• **DATASET EXCERPTS**:
-*-*-

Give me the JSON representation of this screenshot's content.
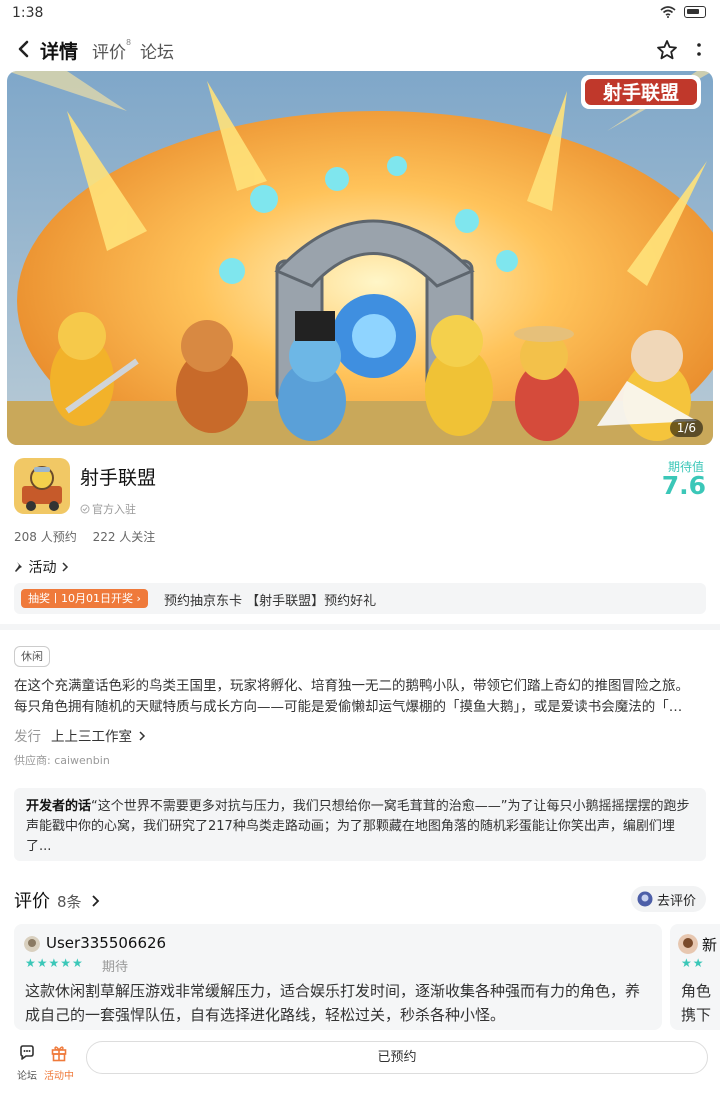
{
  "status": {
    "time": "1:38"
  },
  "nav": {
    "tabs": [
      {
        "label": "详情"
      },
      {
        "label": "评价",
        "badge": "8"
      },
      {
        "label": "论坛"
      }
    ]
  },
  "banner": {
    "logo_text": "射手联盟",
    "counter": "1/6"
  },
  "game": {
    "name": "射手联盟",
    "official": "官方入驻",
    "expect_label": "期待值",
    "expect_value": "7.6",
    "reservations": "208 人预约",
    "followers": "222 人关注",
    "activity_label": "活动",
    "promo_tag": "抽奖丨10月01日开奖",
    "promo_text": "预约抽京东卡 【射手联盟】预约好礼"
  },
  "detail": {
    "genre": "休闲",
    "desc_line1": "在这个充满童话色彩的鸟类王国里，玩家将孵化、培育独一无二的鹅鸭小队，带领它们踏上奇幻的推图冒险之旅。",
    "desc_line2": "每只角色拥有随机的天赋特质与成长方向——可能是爱偷懒却运气爆棚的「摸鱼大鹅」，或是爱读书会魔法的「…",
    "publisher_label": "发行",
    "publisher": "上上三工作室",
    "supplier": "供应商: caiwenbin",
    "dev_label": "开发者的话",
    "dev_text": "“这个世界不需要更多对抗与压力，我们只想给你一窝毛茸茸的治愈——”为了让每只小鹅摇摇摆摆的跑步声能戳中你的心窝，我们研究了217种鸟类走路动画；为了那颗藏在地图角落的随机彩蛋能让你笑出声，编剧们埋了..."
  },
  "reviews": {
    "title": "评价",
    "count": "8条",
    "write_button": "去评价",
    "items": [
      {
        "user": "User335506626",
        "stars": "★★★★★",
        "tag": "期待",
        "text": "这款休闲割草解压游戏非常缓解压力，适合娱乐打发时间，逐渐收集各种强而有力的角色，养成自己的一套强悍队伍，自有选择进化路线，轻松过关，秒杀各种小怪。"
      },
      {
        "user": "新",
        "stars": "★★",
        "text": "角色携下来,"
      }
    ]
  },
  "bottom": {
    "forum": "论坛",
    "events": "活动中",
    "reserve": "已预约"
  },
  "colors": {
    "accent": "#3bc7b8",
    "promo": "#ef7a3b"
  }
}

-*-*-

• **EXERCISE DETAILS**:
Repeat the listing in full and exactly. Do not include any images.

• **RESULT OF THE TASK**:
Give me the JSON representation of this screenshot's content.
{
  "status": {
    "time": "1:38"
  },
  "nav": {
    "tabs": [
      {
        "label": "详情"
      },
      {
        "label": "评价",
        "badge": "8"
      },
      {
        "label": "论坛"
      }
    ]
  },
  "banner": {
    "logo_text": "射手联盟",
    "counter": "1/6"
  },
  "game": {
    "name": "射手联盟",
    "official": "官方入驻",
    "expect_label": "期待值",
    "expect_value": "7.6",
    "reservations": "208 人预约",
    "followers": "222 人关注",
    "activity_label": "活动",
    "promo_tag": "抽奖丨10月01日开奖",
    "promo_text": "预约抽京东卡 【射手联盟】预约好礼"
  },
  "detail": {
    "genre": "休闲",
    "desc_line1": "在这个充满童话色彩的鸟类王国里，玩家将孵化、培育独一无二的鹅鸭小队，带领它们踏上奇幻的推图冒险之旅。",
    "desc_line2": "每只角色拥有随机的天赋特质与成长方向——可能是爱偷懒却运气爆棚的「摸鱼大鹅」，或是爱读书会魔法的「…",
    "publisher_label": "发行",
    "publisher": "上上三工作室",
    "supplier": "供应商: caiwenbin",
    "dev_label": "开发者的话",
    "dev_text": "“这个世界不需要更多对抗与压力，我们只想给你一窝毛茸茸的治愈——”为了让每只小鹅摇摇摆摆的跑步声能戳中你的心窝，我们研究了217种鸟类走路动画；为了那颗藏在地图角落的随机彩蛋能让你笑出声，编剧们埋了..."
  },
  "reviews": {
    "title": "评价",
    "count": "8条",
    "write_button": "去评价",
    "items": [
      {
        "user": "User335506626",
        "stars": "★★★★★",
        "tag": "期待",
        "text": "这款休闲割草解压游戏非常缓解压力，适合娱乐打发时间，逐渐收集各种强而有力的角色，养成自己的一套强悍队伍，自有选择进化路线，轻松过关，秒杀各种小怪。"
      },
      {
        "user": "新",
        "stars": "★★",
        "text": "角色携下来,"
      }
    ]
  },
  "bottom": {
    "forum": "论坛",
    "events": "活动中",
    "reserve": "已预约"
  },
  "colors": {
    "accent": "#3bc7b8",
    "promo": "#ef7a3b"
  }
}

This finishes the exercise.